▶ _AIM OF THE TASK_:
Reproduce the lines of the material exactly, excluding every image.

<<<<

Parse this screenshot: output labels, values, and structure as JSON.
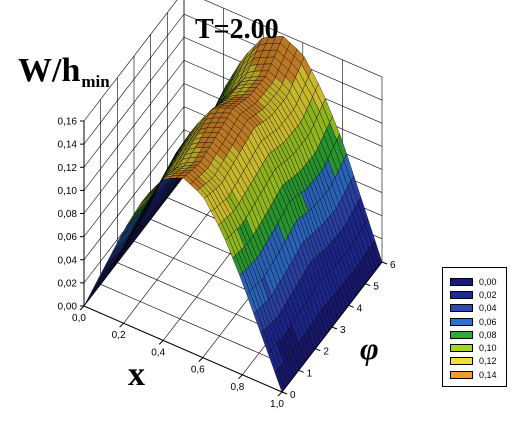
{
  "chart_data": {
    "type": "surface",
    "title": "T=2.00",
    "zlabel": "W/h",
    "zlabel_sub": "min",
    "xlabel": "x",
    "ylabel": "φ",
    "xlim": [
      0.0,
      1.0
    ],
    "ylim": [
      0,
      6
    ],
    "zlim": [
      0.0,
      0.16
    ],
    "x_ticks": [
      "0,0",
      "0,2",
      "0,4",
      "0,6",
      "0,8",
      "1,0"
    ],
    "y_ticks": [
      "0",
      "1",
      "2",
      "3",
      "4",
      "5",
      "6"
    ],
    "z_ticks": [
      "0,00",
      "0,02",
      "0,04",
      "0,06",
      "0,08",
      "0,10",
      "0,12",
      "0,14",
      "0,16"
    ],
    "grid": true,
    "legend_position": "bottom-right",
    "legend": [
      {
        "label": "0,00",
        "color": "#1a1a7a"
      },
      {
        "label": "0,02",
        "color": "#1f2a9a"
      },
      {
        "label": "0,04",
        "color": "#2f47b5"
      },
      {
        "label": "0,06",
        "color": "#2f6fcf"
      },
      {
        "label": "0,08",
        "color": "#2eaa36"
      },
      {
        "label": "0,10",
        "color": "#a8d424"
      },
      {
        "label": "0,12",
        "color": "#f2de36"
      },
      {
        "label": "0,14",
        "color": "#f29a2e"
      }
    ],
    "surface_samples": {
      "x": [
        0.0,
        0.1,
        0.2,
        0.3,
        0.4,
        0.5,
        0.6,
        0.7,
        0.8,
        0.9,
        1.0
      ],
      "phi": [
        0,
        1,
        2,
        3,
        4,
        5,
        6
      ],
      "w": [
        [
          0.0,
          0.04,
          0.08,
          0.115,
          0.14,
          0.148,
          0.14,
          0.115,
          0.08,
          0.04,
          0.0
        ],
        [
          0.0,
          0.035,
          0.075,
          0.11,
          0.133,
          0.142,
          0.133,
          0.11,
          0.075,
          0.035,
          0.0
        ],
        [
          0.0,
          0.04,
          0.08,
          0.115,
          0.139,
          0.147,
          0.139,
          0.115,
          0.08,
          0.04,
          0.0
        ],
        [
          0.0,
          0.045,
          0.088,
          0.12,
          0.145,
          0.152,
          0.145,
          0.12,
          0.088,
          0.045,
          0.0
        ],
        [
          0.0,
          0.04,
          0.08,
          0.113,
          0.136,
          0.144,
          0.136,
          0.113,
          0.08,
          0.04,
          0.0
        ],
        [
          0.0,
          0.038,
          0.078,
          0.112,
          0.135,
          0.143,
          0.135,
          0.112,
          0.078,
          0.038,
          0.0
        ],
        [
          0.0,
          0.045,
          0.09,
          0.125,
          0.15,
          0.158,
          0.15,
          0.125,
          0.09,
          0.045,
          0.0
        ]
      ]
    }
  },
  "colors": {
    "background": "#ffffff",
    "axis": "#000000",
    "grid": "#000000",
    "surface_line": "#000000"
  }
}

>>>>

▶ _RESPONSE BELOW_:
Parse this screenshot: output labels, values, and structure as JSON.
{
  "chart_data": {
    "type": "surface",
    "title": "T=2.00",
    "zlabel": "W/h",
    "zlabel_sub": "min",
    "xlabel": "x",
    "ylabel": "φ",
    "xlim": [
      0.0,
      1.0
    ],
    "ylim": [
      0,
      6
    ],
    "zlim": [
      0.0,
      0.16
    ],
    "x_ticks": [
      "0,0",
      "0,2",
      "0,4",
      "0,6",
      "0,8",
      "1,0"
    ],
    "y_ticks": [
      "0",
      "1",
      "2",
      "3",
      "4",
      "5",
      "6"
    ],
    "z_ticks": [
      "0,00",
      "0,02",
      "0,04",
      "0,06",
      "0,08",
      "0,10",
      "0,12",
      "0,14",
      "0,16"
    ],
    "grid": true,
    "legend_position": "bottom-right",
    "legend": [
      {
        "label": "0,00",
        "color": "#1a1a7a"
      },
      {
        "label": "0,02",
        "color": "#1f2a9a"
      },
      {
        "label": "0,04",
        "color": "#2f47b5"
      },
      {
        "label": "0,06",
        "color": "#2f6fcf"
      },
      {
        "label": "0,08",
        "color": "#2eaa36"
      },
      {
        "label": "0,10",
        "color": "#a8d424"
      },
      {
        "label": "0,12",
        "color": "#f2de36"
      },
      {
        "label": "0,14",
        "color": "#f29a2e"
      }
    ],
    "surface_samples": {
      "x": [
        0.0,
        0.1,
        0.2,
        0.3,
        0.4,
        0.5,
        0.6,
        0.7,
        0.8,
        0.9,
        1.0
      ],
      "phi": [
        0,
        1,
        2,
        3,
        4,
        5,
        6
      ],
      "w": [
        [
          0.0,
          0.04,
          0.08,
          0.115,
          0.14,
          0.148,
          0.14,
          0.115,
          0.08,
          0.04,
          0.0
        ],
        [
          0.0,
          0.035,
          0.075,
          0.11,
          0.133,
          0.142,
          0.133,
          0.11,
          0.075,
          0.035,
          0.0
        ],
        [
          0.0,
          0.04,
          0.08,
          0.115,
          0.139,
          0.147,
          0.139,
          0.115,
          0.08,
          0.04,
          0.0
        ],
        [
          0.0,
          0.045,
          0.088,
          0.12,
          0.145,
          0.152,
          0.145,
          0.12,
          0.088,
          0.045,
          0.0
        ],
        [
          0.0,
          0.04,
          0.08,
          0.113,
          0.136,
          0.144,
          0.136,
          0.113,
          0.08,
          0.04,
          0.0
        ],
        [
          0.0,
          0.038,
          0.078,
          0.112,
          0.135,
          0.143,
          0.135,
          0.112,
          0.078,
          0.038,
          0.0
        ],
        [
          0.0,
          0.045,
          0.09,
          0.125,
          0.15,
          0.158,
          0.15,
          0.125,
          0.09,
          0.045,
          0.0
        ]
      ]
    }
  },
  "colors": {
    "background": "#ffffff",
    "axis": "#000000",
    "grid": "#000000",
    "surface_line": "#000000"
  }
}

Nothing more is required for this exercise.